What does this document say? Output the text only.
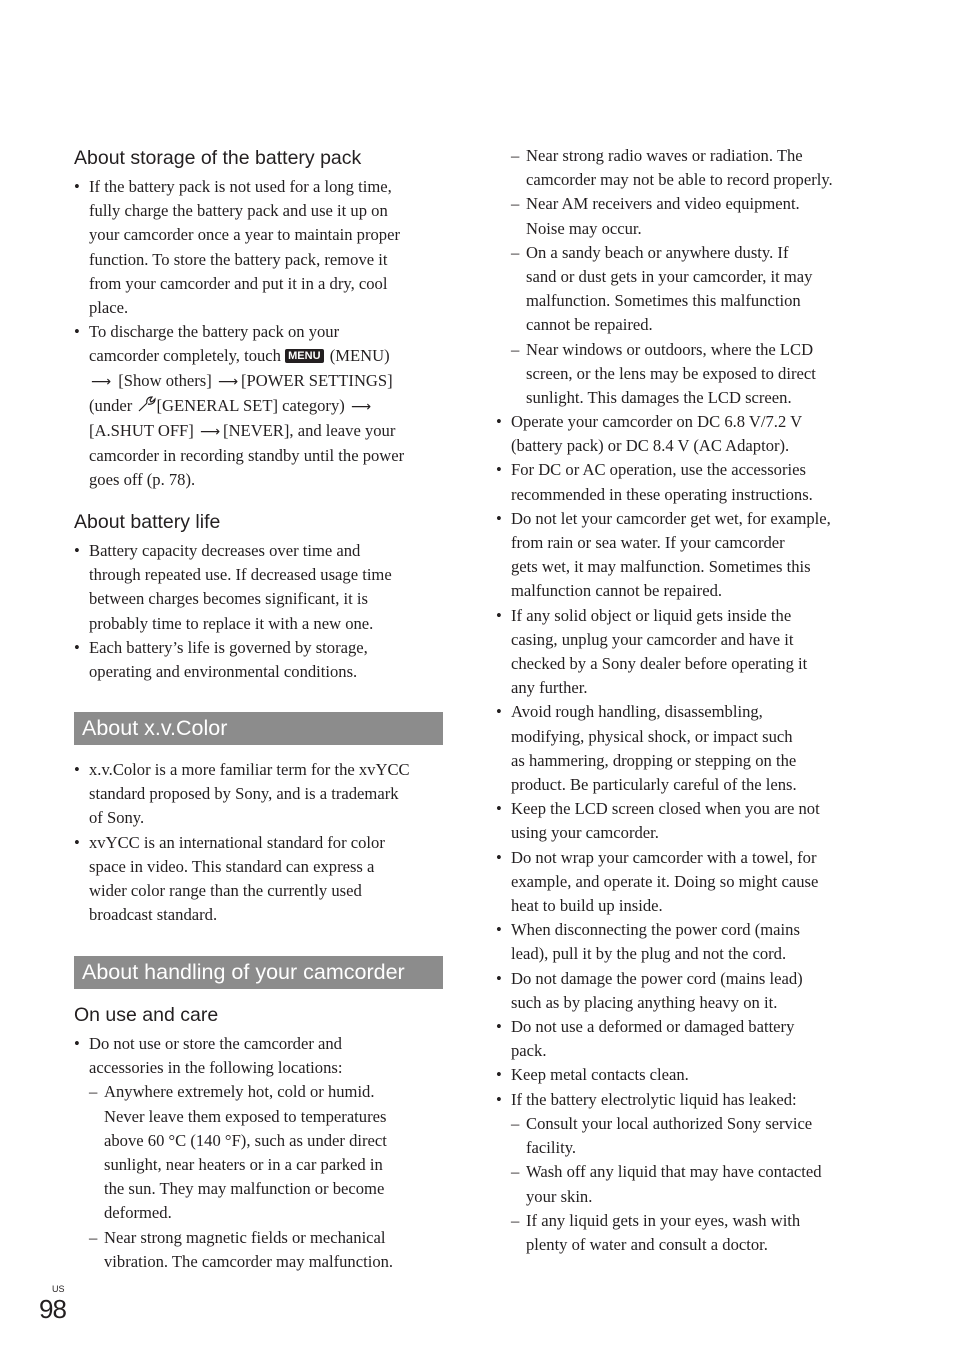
About storage of the battery pack
• If the battery pack is not used for a long time,
fully charge the battery pack and use it up on
your camcorder once a year to maintain proper
function. To store the battery pack, remove it
from your camcorder and put it in a dry, cool
place.
• To discharge the battery pack on your
camcorder completely, touch MENU (MENU)
⟶ [Show others] ⟶ [POWER SETTINGS]
(under [GENERAL SET] category) ⟶
[A.SHUT OFF] ⟶ [NEVER], and leave your
camcorder in recording standby until the power
goes off (p. 78).
About battery life
• Battery capacity decreases over time and
through repeated use. If decreased usage time
between charges becomes significant, it is
probably time to replace it with a new one.
• Each battery’s life is governed by storage,
operating and environmental conditions.
About x.v.Color
• x.v.Color is a more familiar term for the xvYCC
standard proposed by Sony, and is a trademark
of Sony.
• xvYCC is an international standard for color
space in video. This standard can express a
wider color range than the currently used
broadcast standard.
About handling of your camcorder
On use and care
• Do not use or store the camcorder and
accessories in the following locations:
– Anywhere extremely hot, cold or humid.
Never leave them exposed to temperatures
above 60 °C (140 °F), such as under direct
sunlight, near heaters or in a car parked in
the sun. They may malfunction or become
deformed.
– Near strong magnetic fields or mechanical
vibration. The camcorder may malfunction.
– Near strong radio waves or radiation. The
camcorder may not be able to record properly.
– Near AM receivers and video equipment.
Noise may occur.
– On a sandy beach or anywhere dusty. If
sand or dust gets in your camcorder, it may
malfunction. Sometimes this malfunction
cannot be repaired.
– Near windows or outdoors, where the LCD
screen, or the lens may be exposed to direct
sunlight. This damages the LCD screen.
• Operate your camcorder on DC 6.8 V/7.2 V
(battery pack) or DC 8.4 V (AC Adaptor).
• For DC or AC operation, use the accessories
recommended in these operating instructions.
• Do not let your camcorder get wet, for example,
from rain or sea water. If your camcorder
gets wet, it may malfunction. Sometimes this
malfunction cannot be repaired.
• If any solid object or liquid gets inside the
casing, unplug your camcorder and have it
checked by a Sony dealer before operating it
any further.
• Avoid rough handling, disassembling,
modifying, physical shock, or impact such
as hammering, dropping or stepping on the
product. Be particularly careful of the lens.
• Keep the LCD screen closed when you are not
using your camcorder.
• Do not wrap your camcorder with a towel, for
example, and operate it. Doing so might cause
heat to build up inside.
• When disconnecting the power cord (mains
lead), pull it by the plug and not the cord.
• Do not damage the power cord (mains lead)
such as by placing anything heavy on it.
• Do not use a deformed or damaged battery
pack.
• Keep metal contacts clean.
• If the battery electrolytic liquid has leaked:
– Consult your local authorized Sony service
facility.
– Wash off any liquid that may have contacted
your skin.
– If any liquid gets in your eyes, wash with
plenty of water and consult a doctor.
US
98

══════════════════════════════

#### WHAT IS REQUIRED
Pull out each line holding the string "deformed".

#### OUTPUT
deformed.
• Do not use a deformed or damaged battery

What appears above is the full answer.